Output, word for word, the line that contains "Give me the" and all lines following it to the end of the listing. Drop the pictures.

::::::::

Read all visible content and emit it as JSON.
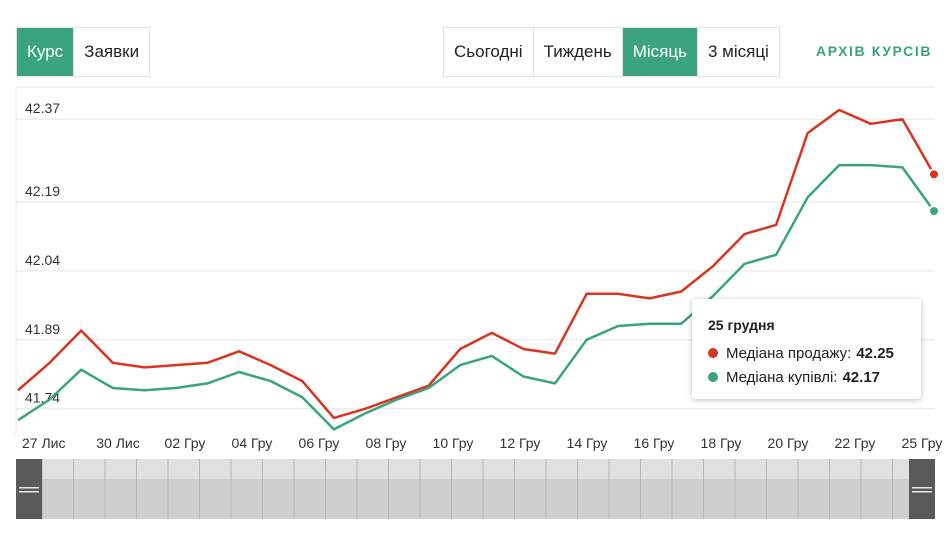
{
  "mode_tabs": [
    {
      "label": "Курс",
      "active": true
    },
    {
      "label": "Заявки",
      "active": false
    }
  ],
  "period_tabs": [
    {
      "label": "Сьогодні",
      "active": false
    },
    {
      "label": "Тиждень",
      "active": false
    },
    {
      "label": "Місяць",
      "active": true
    },
    {
      "label": "3 місяці",
      "active": false
    }
  ],
  "archive_link": "АРХІВ КУРСІВ",
  "colors": {
    "accent": "#3aa47e",
    "sell": "#d9341f",
    "buy": "#3aa47e",
    "grid": "#e6e6e6"
  },
  "tooltip": {
    "date": "25 грудня",
    "sell_label": "Медіана продажу:",
    "sell_value": "42.25",
    "buy_label": "Медіана купівлі:",
    "buy_value": "42.17"
  },
  "chart_data": {
    "type": "line",
    "x_ticks": [
      "27 Лис",
      "30 Лис",
      "02 Гру",
      "04 Гру",
      "06 Гру",
      "08 Гру",
      "10 Гру",
      "12 Гру",
      "14 Гру",
      "16 Гру",
      "18 Гру",
      "20 Гру",
      "22 Гру",
      "25 Гру"
    ],
    "y_ticks": [
      42.37,
      42.19,
      42.04,
      41.89,
      41.74
    ],
    "ylim": [
      41.685,
      42.44
    ],
    "grid": true,
    "series": [
      {
        "key": "sell",
        "name": "Медіана продажу",
        "values": [
          41.78,
          41.84,
          41.91,
          41.84,
          41.83,
          41.835,
          41.84,
          41.865,
          41.835,
          41.8,
          41.72,
          41.74,
          41.765,
          41.79,
          41.87,
          41.905,
          41.87,
          41.86,
          41.99,
          41.99,
          41.98,
          41.995,
          42.05,
          42.12,
          42.14,
          42.34,
          42.39,
          42.36,
          42.37,
          42.25
        ]
      },
      {
        "key": "buy",
        "name": "Медіана купівлі",
        "values": [
          41.715,
          41.76,
          41.825,
          41.785,
          41.78,
          41.785,
          41.795,
          41.82,
          41.8,
          41.765,
          41.695,
          41.73,
          41.76,
          41.785,
          41.835,
          41.855,
          41.81,
          41.795,
          41.89,
          41.92,
          41.925,
          41.925,
          41.985,
          42.055,
          42.075,
          42.2,
          42.27,
          42.27,
          42.265,
          42.17
        ]
      }
    ]
  }
}
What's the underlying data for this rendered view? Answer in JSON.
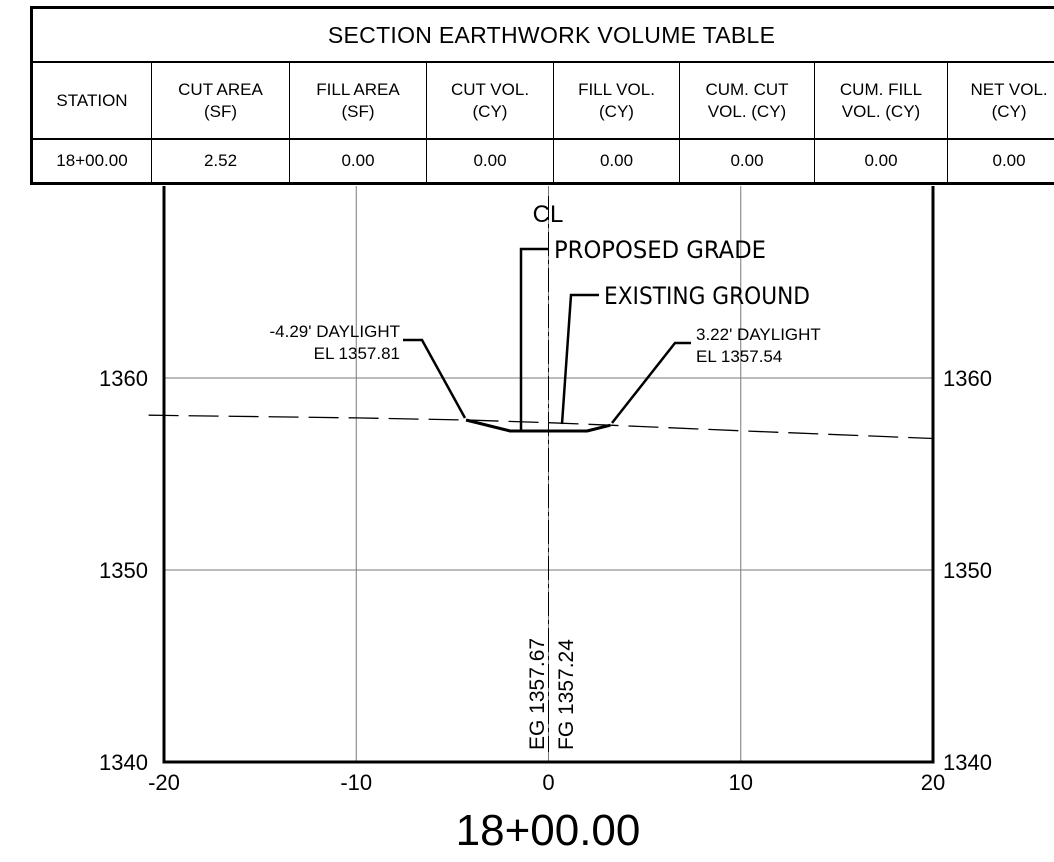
{
  "table": {
    "title": "SECTION EARTHWORK VOLUME TABLE",
    "columns": [
      {
        "line1": "STATION",
        "line2": ""
      },
      {
        "line1": "CUT AREA",
        "line2": "(SF)"
      },
      {
        "line1": "FILL AREA",
        "line2": "(SF)"
      },
      {
        "line1": "CUT VOL.",
        "line2": "(CY)"
      },
      {
        "line1": "FILL VOL.",
        "line2": "(CY)"
      },
      {
        "line1": "CUM. CUT",
        "line2": "VOL. (CY)"
      },
      {
        "line1": "CUM. FILL",
        "line2": "VOL. (CY)"
      },
      {
        "line1": "NET VOL.",
        "line2": "(CY)"
      }
    ],
    "row": [
      "18+00.00",
      "2.52",
      "0.00",
      "0.00",
      "0.00",
      "0.00",
      "0.00",
      "0.00"
    ]
  },
  "section": {
    "station": "18+00.00",
    "centerline_label": "CL",
    "proposed_grade_label": "PROPOSED GRADE",
    "existing_ground_label": "EXISTING GROUND",
    "left_daylight": {
      "line1": "-4.29' DAYLIGHT",
      "line2": "EL 1357.81"
    },
    "right_daylight": {
      "line1": "3.22' DAYLIGHT",
      "line2": "EL 1357.54"
    },
    "eg_label": "EG 1357.67",
    "fg_label": "FG 1357.24"
  },
  "chart_data": {
    "type": "line",
    "title": "18+00.00",
    "xlim": [
      -20,
      20
    ],
    "ylim": [
      1340,
      1380
    ],
    "x_ticks": [
      -20,
      -10,
      0,
      10,
      20
    ],
    "x_tick_labels": [
      "-20",
      "-10",
      "0",
      "10",
      "20"
    ],
    "y_ticks": [
      1340,
      1350,
      1360
    ],
    "y_tick_labels": [
      "1340",
      "1350",
      "1360"
    ],
    "grid": true,
    "series": [
      {
        "name": "EXISTING GROUND",
        "style": "dashed",
        "x": [
          -20,
          -10,
          -4.29,
          0,
          3.22,
          10,
          20
        ],
        "y": [
          1358.05,
          1357.92,
          1357.81,
          1357.67,
          1357.54,
          1357.25,
          1356.85
        ]
      },
      {
        "name": "PROPOSED GRADE",
        "style": "solid",
        "x": [
          -4.29,
          -2.0,
          0,
          2.0,
          3.22
        ],
        "y": [
          1357.81,
          1357.24,
          1357.24,
          1357.24,
          1357.54
        ]
      }
    ]
  }
}
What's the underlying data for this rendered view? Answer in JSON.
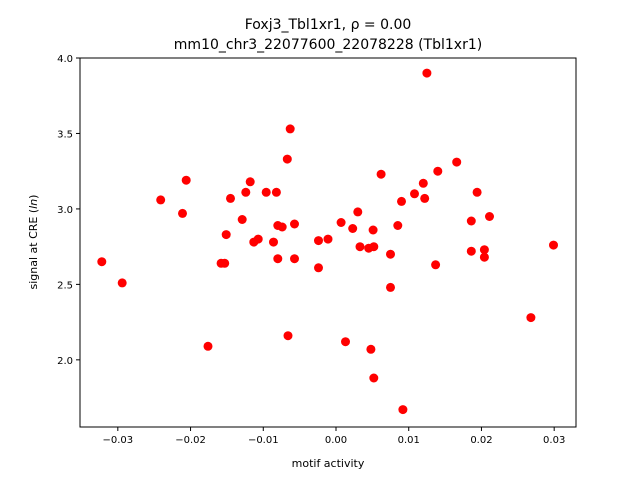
{
  "chart_data": {
    "type": "scatter",
    "title_line1": "Foxj3_Tbl1xr1, ρ = 0.00",
    "title_line2": "mm10_chr3_22077600_22078228 (Tbl1xr1)",
    "xlabel": "motif activity",
    "ylabel_prefix": "signal at CRE (",
    "ylabel_italic": "ln",
    "ylabel_suffix": ")",
    "xlim": [
      -0.0352,
      0.033
    ],
    "ylim": [
      1.555,
      4.0
    ],
    "xticks": [
      -0.03,
      -0.02,
      -0.01,
      0.0,
      0.01,
      0.02,
      0.03
    ],
    "xtick_labels": [
      "−0.03",
      "−0.02",
      "−0.01",
      "0.00",
      "0.01",
      "0.02",
      "0.03"
    ],
    "yticks": [
      2.0,
      2.5,
      3.0,
      3.5,
      4.0
    ],
    "ytick_labels": [
      "2.0",
      "2.5",
      "3.0",
      "3.5",
      "4.0"
    ],
    "marker_color": "#ff0000",
    "grid": false,
    "legend": "none",
    "points": [
      {
        "x": -0.0322,
        "y": 2.65
      },
      {
        "x": -0.0294,
        "y": 2.51
      },
      {
        "x": -0.0241,
        "y": 3.06
      },
      {
        "x": -0.0211,
        "y": 2.97
      },
      {
        "x": -0.0206,
        "y": 3.19
      },
      {
        "x": -0.0176,
        "y": 2.09
      },
      {
        "x": -0.0158,
        "y": 2.64
      },
      {
        "x": -0.0153,
        "y": 2.64
      },
      {
        "x": -0.0151,
        "y": 2.83
      },
      {
        "x": -0.0145,
        "y": 3.07
      },
      {
        "x": -0.0129,
        "y": 2.93
      },
      {
        "x": -0.0124,
        "y": 3.11
      },
      {
        "x": -0.0118,
        "y": 3.18
      },
      {
        "x": -0.0113,
        "y": 2.78
      },
      {
        "x": -0.0107,
        "y": 2.8
      },
      {
        "x": -0.0096,
        "y": 3.11
      },
      {
        "x": -0.0086,
        "y": 2.78
      },
      {
        "x": -0.0082,
        "y": 3.11
      },
      {
        "x": -0.008,
        "y": 2.89
      },
      {
        "x": -0.008,
        "y": 2.67
      },
      {
        "x": -0.0074,
        "y": 2.88
      },
      {
        "x": -0.0067,
        "y": 3.33
      },
      {
        "x": -0.0066,
        "y": 2.16
      },
      {
        "x": -0.0063,
        "y": 3.53
      },
      {
        "x": -0.0057,
        "y": 2.9
      },
      {
        "x": -0.0057,
        "y": 2.67
      },
      {
        "x": -0.0024,
        "y": 2.79
      },
      {
        "x": -0.0024,
        "y": 2.61
      },
      {
        "x": -0.0011,
        "y": 2.8
      },
      {
        "x": 0.0007,
        "y": 2.91
      },
      {
        "x": 0.0013,
        "y": 2.12
      },
      {
        "x": 0.0023,
        "y": 2.87
      },
      {
        "x": 0.003,
        "y": 2.98
      },
      {
        "x": 0.0033,
        "y": 2.75
      },
      {
        "x": 0.0045,
        "y": 2.74
      },
      {
        "x": 0.0048,
        "y": 2.07
      },
      {
        "x": 0.0051,
        "y": 2.86
      },
      {
        "x": 0.0052,
        "y": 2.75
      },
      {
        "x": 0.0052,
        "y": 1.88
      },
      {
        "x": 0.0062,
        "y": 3.23
      },
      {
        "x": 0.0075,
        "y": 2.7
      },
      {
        "x": 0.0075,
        "y": 2.48
      },
      {
        "x": 0.0085,
        "y": 2.89
      },
      {
        "x": 0.009,
        "y": 3.05
      },
      {
        "x": 0.0092,
        "y": 1.67
      },
      {
        "x": 0.0108,
        "y": 3.1
      },
      {
        "x": 0.012,
        "y": 3.17
      },
      {
        "x": 0.0122,
        "y": 3.07
      },
      {
        "x": 0.0125,
        "y": 3.9
      },
      {
        "x": 0.0137,
        "y": 2.63
      },
      {
        "x": 0.014,
        "y": 3.25
      },
      {
        "x": 0.0166,
        "y": 3.31
      },
      {
        "x": 0.0186,
        "y": 2.92
      },
      {
        "x": 0.0186,
        "y": 2.72
      },
      {
        "x": 0.0194,
        "y": 3.11
      },
      {
        "x": 0.0204,
        "y": 2.73
      },
      {
        "x": 0.0204,
        "y": 2.68
      },
      {
        "x": 0.0211,
        "y": 2.95
      },
      {
        "x": 0.0268,
        "y": 2.28
      },
      {
        "x": 0.0299,
        "y": 2.76
      }
    ]
  }
}
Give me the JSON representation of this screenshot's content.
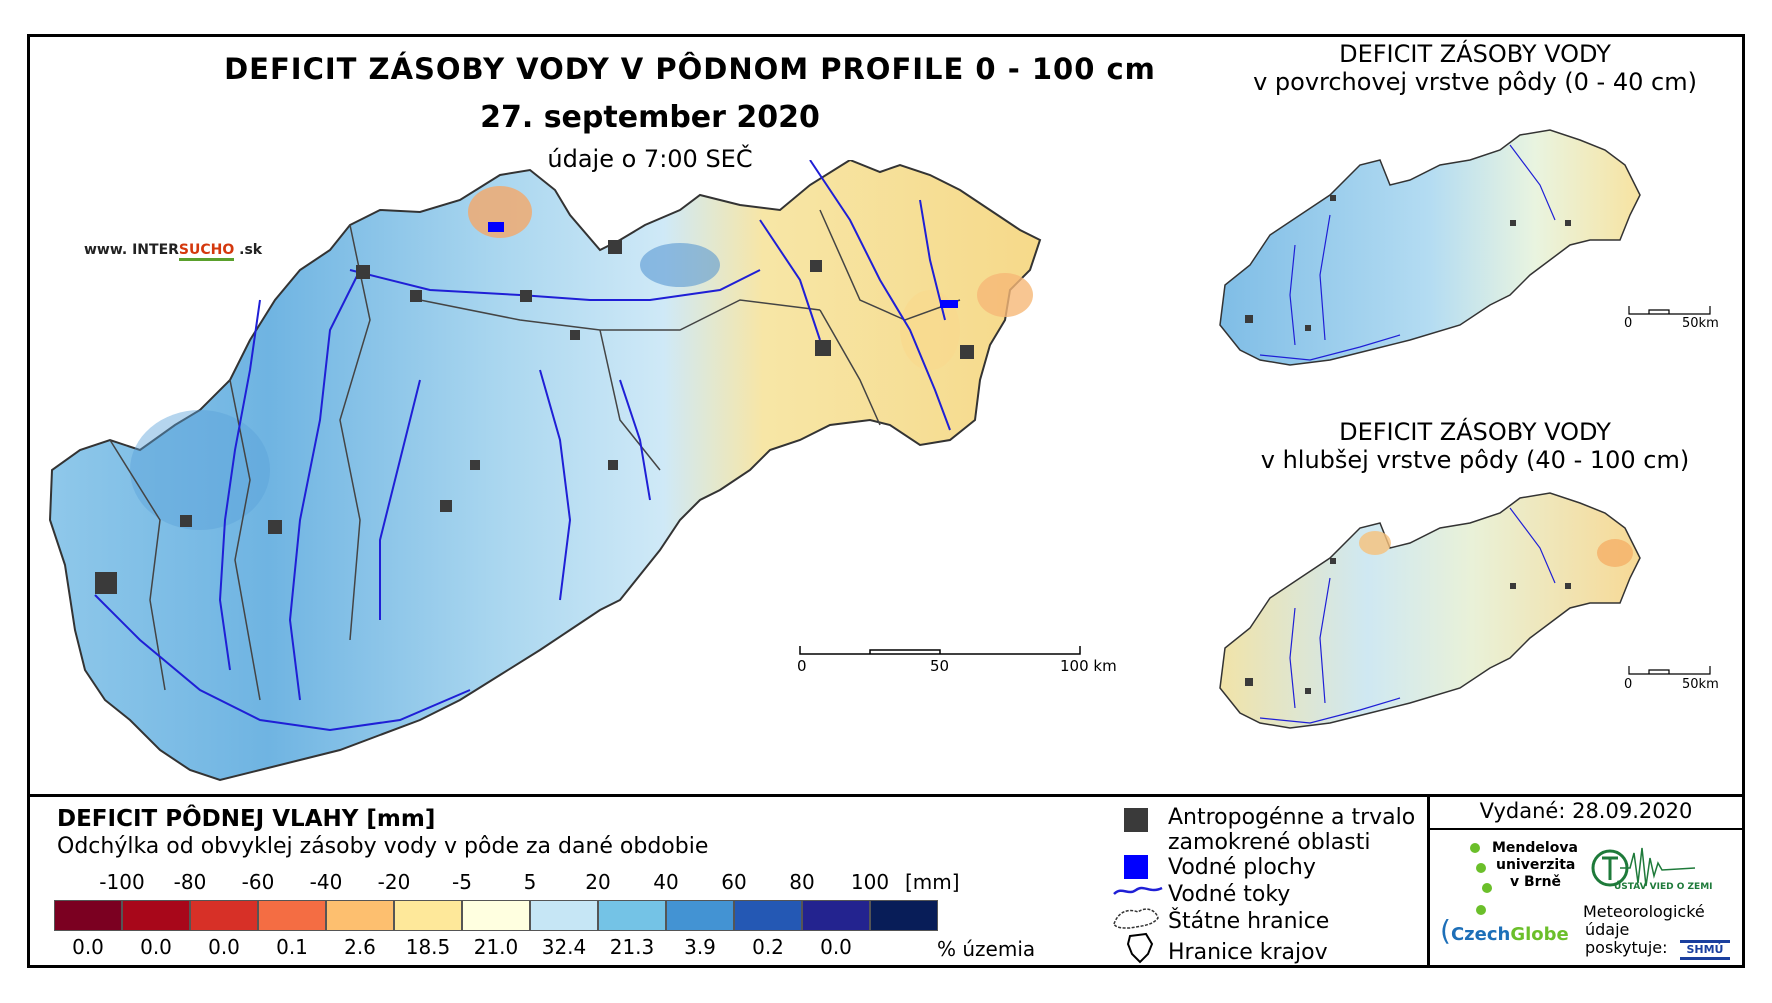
{
  "main_map": {
    "title": "DEFICIT ZÁSOBY VODY V PÔDNOM PROFILE 0 - 100 cm",
    "date": "27. september 2020",
    "time": "údaje o 7:00 SEČ",
    "website_prefix": "www. INTER",
    "website_highlight": "SUCHO",
    "website_suffix": " .sk",
    "scale_labels": [
      "0",
      "50",
      "100 km"
    ]
  },
  "inset_top": {
    "title_line1": "DEFICIT ZÁSOBY VODY",
    "title_line2": "v povrchovej vrstve pôdy (0 - 40 cm)",
    "scale_labels": [
      "0",
      "50km"
    ]
  },
  "inset_bottom": {
    "title_line1": "DEFICIT ZÁSOBY VODY",
    "title_line2": "v hlubšej vrstve pôdy (40 - 100 cm)",
    "scale_labels": [
      "0",
      "50km"
    ]
  },
  "legend": {
    "title": "DEFICIT PÔDNEJ VLAHY [mm]",
    "subtitle": "Odchýlka od obvyklej zásoby vody v pôde za dané obdobie",
    "unit": "[mm]",
    "breaks": [
      "-100",
      "-80",
      "-60",
      "-40",
      "-20",
      "-5",
      "5",
      "20",
      "40",
      "60",
      "80",
      "100"
    ],
    "colors": [
      "#7b0021",
      "#a8071a",
      "#d73027",
      "#f46d43",
      "#fdbf6f",
      "#fee89a",
      "#ffffe0",
      "#c6e6f5",
      "#74c3e6",
      "#4393d3",
      "#2458b4",
      "#23238f",
      "#081d58"
    ],
    "percent": [
      "0.0",
      "0.0",
      "0.0",
      "0.1",
      "2.6",
      "18.5",
      "21.0",
      "32.4",
      "21.3",
      "3.9",
      "0.2",
      "0.0"
    ],
    "percent_label": "% územia"
  },
  "symbols": {
    "urban_line1": "Antropogénne a trvalo",
    "urban_line2": "zamokrené oblasti",
    "water": "Vodné plochy",
    "rivers": "Vodné toky",
    "state_border": "Štátne hranice",
    "region_border": "Hranice krajov",
    "urban_color": "#3a3a3a",
    "water_color": "#0000ff",
    "river_color": "#1f1fd6"
  },
  "credits": {
    "issued": "Vydané: 28.09.2020",
    "mendel": [
      "Mendelova",
      "univerzita",
      "v Brně"
    ],
    "czechglobe_a": "Czech",
    "czechglobe_b": "Globe",
    "uvz": "ÚSTAV VIED O ZEMI",
    "meteo": [
      "Meteorologické",
      "údaje",
      "poskytuje:"
    ],
    "shmu": "SHMÚ"
  }
}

::::::::

COMPLETED EXERCISE:
Give me the JSON representation of this screenshot's content.
{
  "main_map": {
    "title": "DEFICIT ZÁSOBY VODY V PÔDNOM PROFILE 0 - 100 cm",
    "date": "27. september 2020",
    "time": "údaje o 7:00 SEČ",
    "website_prefix": "www. INTER",
    "website_highlight": "SUCHO",
    "website_suffix": " .sk",
    "scale_labels": [
      "0",
      "50",
      "100 km"
    ]
  },
  "inset_top": {
    "title_line1": "DEFICIT ZÁSOBY VODY",
    "title_line2": "v povrchovej vrstve pôdy (0 - 40 cm)",
    "scale_labels": [
      "0",
      "50km"
    ]
  },
  "inset_bottom": {
    "title_line1": "DEFICIT ZÁSOBY VODY",
    "title_line2": "v hlubšej vrstve pôdy (40 - 100 cm)",
    "scale_labels": [
      "0",
      "50km"
    ]
  },
  "legend": {
    "title": "DEFICIT PÔDNEJ VLAHY [mm]",
    "subtitle": "Odchýlka od obvyklej zásoby vody v pôde za dané obdobie",
    "unit": "[mm]",
    "breaks": [
      "-100",
      "-80",
      "-60",
      "-40",
      "-20",
      "-5",
      "5",
      "20",
      "40",
      "60",
      "80",
      "100"
    ],
    "colors": [
      "#7b0021",
      "#a8071a",
      "#d73027",
      "#f46d43",
      "#fdbf6f",
      "#fee89a",
      "#ffffe0",
      "#c6e6f5",
      "#74c3e6",
      "#4393d3",
      "#2458b4",
      "#23238f",
      "#081d58"
    ],
    "percent": [
      "0.0",
      "0.0",
      "0.0",
      "0.1",
      "2.6",
      "18.5",
      "21.0",
      "32.4",
      "21.3",
      "3.9",
      "0.2",
      "0.0"
    ],
    "percent_label": "% územia"
  },
  "symbols": {
    "urban_line1": "Antropogénne a trvalo",
    "urban_line2": "zamokrené oblasti",
    "water": "Vodné plochy",
    "rivers": "Vodné toky",
    "state_border": "Štátne hranice",
    "region_border": "Hranice krajov",
    "urban_color": "#3a3a3a",
    "water_color": "#0000ff",
    "river_color": "#1f1fd6"
  },
  "credits": {
    "issued": "Vydané: 28.09.2020",
    "mendel": [
      "Mendelova",
      "univerzita",
      "v Brně"
    ],
    "czechglobe_a": "Czech",
    "czechglobe_b": "Globe",
    "uvz": "ÚSTAV VIED O ZEMI",
    "meteo": [
      "Meteorologické",
      "údaje",
      "poskytuje:"
    ],
    "shmu": "SHMÚ"
  }
}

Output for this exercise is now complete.